**Information supplied:**
-=-=-

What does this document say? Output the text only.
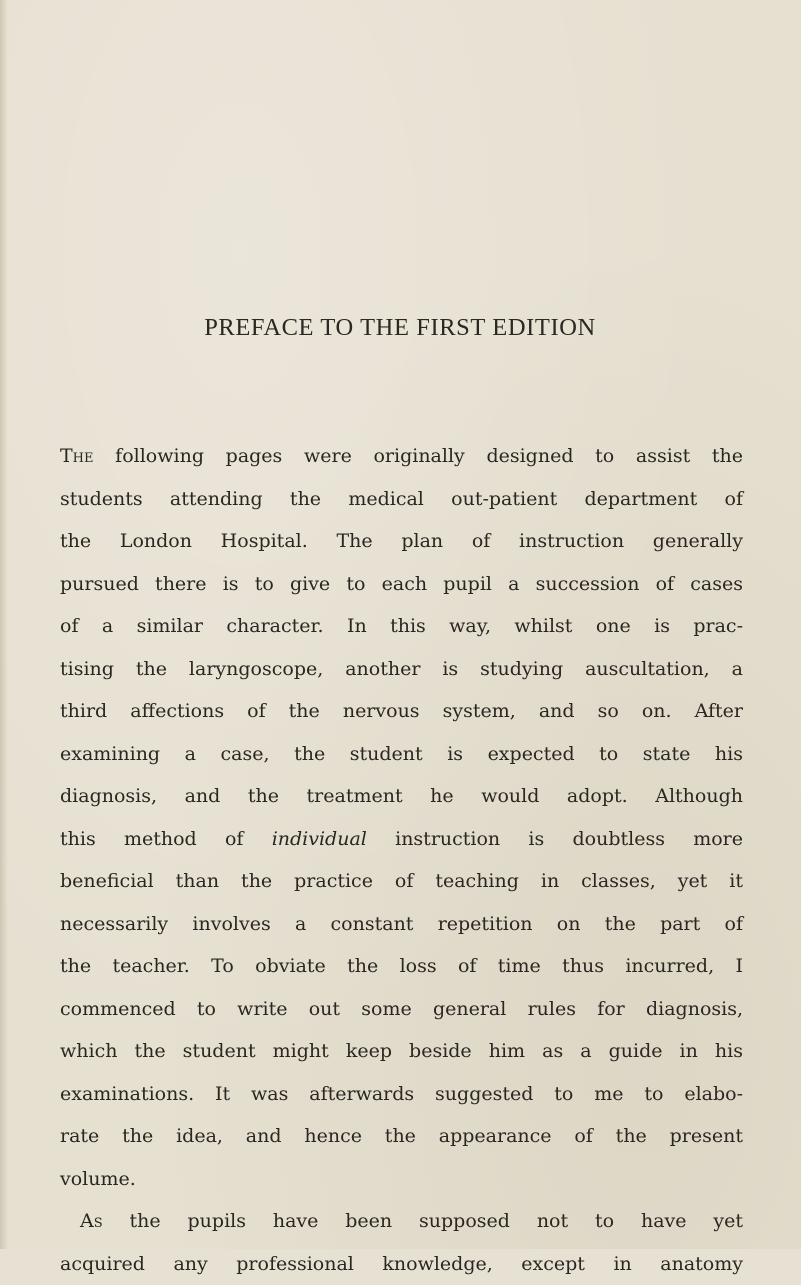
PREFACE TO THE FIRST EDITION
The following pages were originally designed to assist the
students attending the medical out-patient department of
the London Hospital. The plan of instruction generally
pursued there is to give to each pupil a succession of cases
of a similar character. In this way, whilst one is prac-
tising the laryngoscope, another is studying auscultation, a
third affections of the nervous system, and so on. After
examining a case, the student is expected to state his
diagnosis, and the treatment he would adopt. Although
this method of individual instruction is doubtless more
beneficial than the practice of teaching in classes, yet it
necessarily involves a constant repetition on the part of
the teacher. To obviate the loss of time thus incurred, I
commenced to write out some general rules for diagnosis,
which the student might keep beside him as a guide in his
examinations. It was afterwards suggested to me to elabo-
rate the idea, and hence the appearance of the present
volume.
As the pupils have been supposed not to have yet
acquired any professional knowledge, except in anatomy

-=-=-

Omit the pictures and reproduce the listing exactly.

**Result:**
What does this document say? Output the text only.
PREFACE TO THE FIRST EDITION
The following pages were originally designed to assist the
students attending the medical out-patient department of
the London Hospital. The plan of instruction generally
pursued there is to give to each pupil a succession of cases
of a similar character. In this way, whilst one is prac-
tising the laryngoscope, another is studying auscultation, a
third affections of the nervous system, and so on. After
examining a case, the student is expected to state his
diagnosis, and the treatment he would adopt. Although
this method of individual instruction is doubtless more
beneficial than the practice of teaching in classes, yet it
necessarily involves a constant repetition on the part of
the teacher. To obviate the loss of time thus incurred, I
commenced to write out some general rules for diagnosis,
which the student might keep beside him as a guide in his
examinations. It was afterwards suggested to me to elabo-
rate the idea, and hence the appearance of the present
volume.
As the pupils have been supposed not to have yet
acquired any professional knowledge, except in anatomy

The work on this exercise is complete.